**Directions for this task:**
Read the records below. Copy each line where the string "young" occurs.

**Information supplied:**
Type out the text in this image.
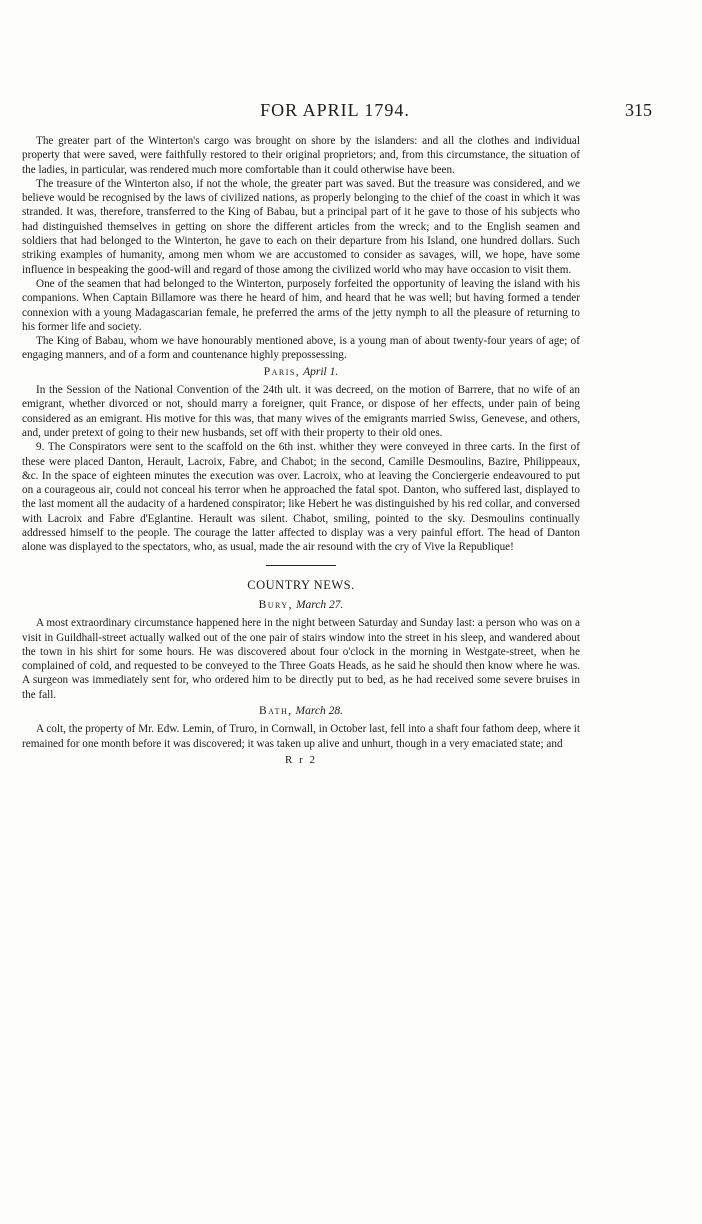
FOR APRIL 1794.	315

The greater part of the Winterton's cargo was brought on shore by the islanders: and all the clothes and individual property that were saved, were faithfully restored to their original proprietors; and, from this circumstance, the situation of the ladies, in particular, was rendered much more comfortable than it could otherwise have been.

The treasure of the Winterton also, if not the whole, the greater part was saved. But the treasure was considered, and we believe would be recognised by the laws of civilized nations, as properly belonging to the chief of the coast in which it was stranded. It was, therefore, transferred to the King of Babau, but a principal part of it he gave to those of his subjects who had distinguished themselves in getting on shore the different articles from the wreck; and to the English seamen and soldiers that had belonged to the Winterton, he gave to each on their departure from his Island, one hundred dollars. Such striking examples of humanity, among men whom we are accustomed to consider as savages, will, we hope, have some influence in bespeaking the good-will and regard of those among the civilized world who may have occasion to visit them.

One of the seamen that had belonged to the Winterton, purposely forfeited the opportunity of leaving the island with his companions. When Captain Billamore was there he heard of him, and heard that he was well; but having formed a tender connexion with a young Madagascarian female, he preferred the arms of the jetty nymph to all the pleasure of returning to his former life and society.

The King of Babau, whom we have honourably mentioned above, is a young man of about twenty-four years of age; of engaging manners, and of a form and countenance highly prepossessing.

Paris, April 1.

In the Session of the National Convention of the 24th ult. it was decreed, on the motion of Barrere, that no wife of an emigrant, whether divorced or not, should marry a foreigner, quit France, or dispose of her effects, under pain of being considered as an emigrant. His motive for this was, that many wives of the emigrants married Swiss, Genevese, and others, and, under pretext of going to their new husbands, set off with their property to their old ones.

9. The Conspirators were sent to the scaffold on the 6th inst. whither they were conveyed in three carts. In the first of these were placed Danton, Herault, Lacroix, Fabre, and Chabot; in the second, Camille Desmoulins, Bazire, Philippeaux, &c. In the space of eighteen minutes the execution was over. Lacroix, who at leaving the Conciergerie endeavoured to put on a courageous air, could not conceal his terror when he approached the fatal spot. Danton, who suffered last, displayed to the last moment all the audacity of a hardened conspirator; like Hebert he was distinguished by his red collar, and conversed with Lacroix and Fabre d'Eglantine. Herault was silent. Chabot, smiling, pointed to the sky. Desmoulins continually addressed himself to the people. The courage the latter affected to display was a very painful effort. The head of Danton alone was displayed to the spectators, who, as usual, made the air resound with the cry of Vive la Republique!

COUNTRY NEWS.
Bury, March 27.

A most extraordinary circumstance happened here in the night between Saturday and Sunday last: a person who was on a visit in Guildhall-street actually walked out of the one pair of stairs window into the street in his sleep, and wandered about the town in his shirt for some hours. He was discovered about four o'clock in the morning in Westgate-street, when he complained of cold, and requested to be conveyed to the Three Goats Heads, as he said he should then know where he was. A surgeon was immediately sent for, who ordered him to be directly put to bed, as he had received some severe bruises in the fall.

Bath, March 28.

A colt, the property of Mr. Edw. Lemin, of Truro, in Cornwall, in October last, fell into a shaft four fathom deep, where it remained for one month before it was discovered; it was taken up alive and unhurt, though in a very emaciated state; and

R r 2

==

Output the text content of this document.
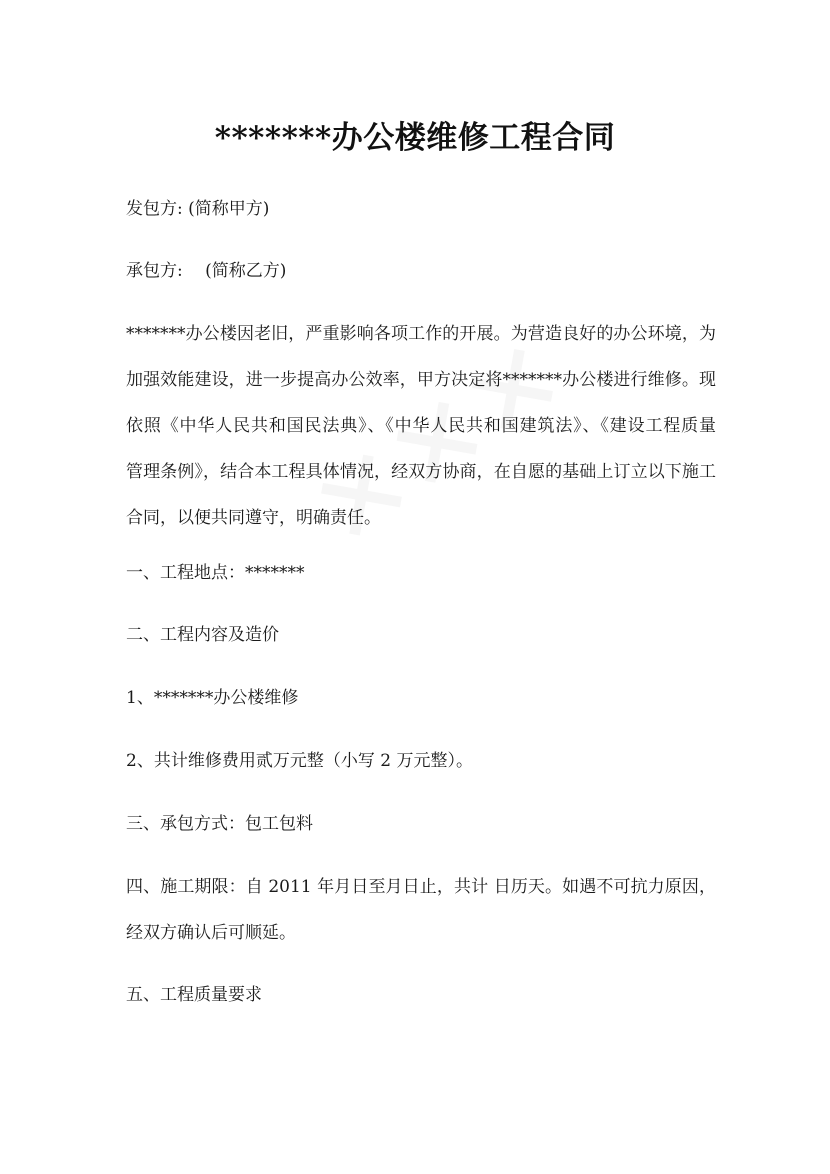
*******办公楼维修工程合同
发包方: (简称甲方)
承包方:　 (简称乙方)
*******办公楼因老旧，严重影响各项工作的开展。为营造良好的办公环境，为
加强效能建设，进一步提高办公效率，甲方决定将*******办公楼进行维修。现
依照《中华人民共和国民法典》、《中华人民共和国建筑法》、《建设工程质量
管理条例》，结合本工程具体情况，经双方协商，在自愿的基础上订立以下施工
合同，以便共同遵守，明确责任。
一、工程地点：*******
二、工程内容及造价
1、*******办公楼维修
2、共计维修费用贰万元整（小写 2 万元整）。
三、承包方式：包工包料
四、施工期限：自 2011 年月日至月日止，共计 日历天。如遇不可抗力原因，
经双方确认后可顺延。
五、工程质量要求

**The completed task:**
One of the seamen that had belonged to the Winterton, purposely forfeited the opportunity of leaving the island with his companions. When Captain Billamore was there he heard of him, and heard that he was well; but having formed a tender connexion with a young Madagascarian female, he preferred the arms of the jetty nymph to all the pleasure of returning to his former life and society.
The King of Babau, whom we have honourably mentioned above, is a young man of about twenty-four years of age; of engaging manners, and of a form and countenance highly prepossessing.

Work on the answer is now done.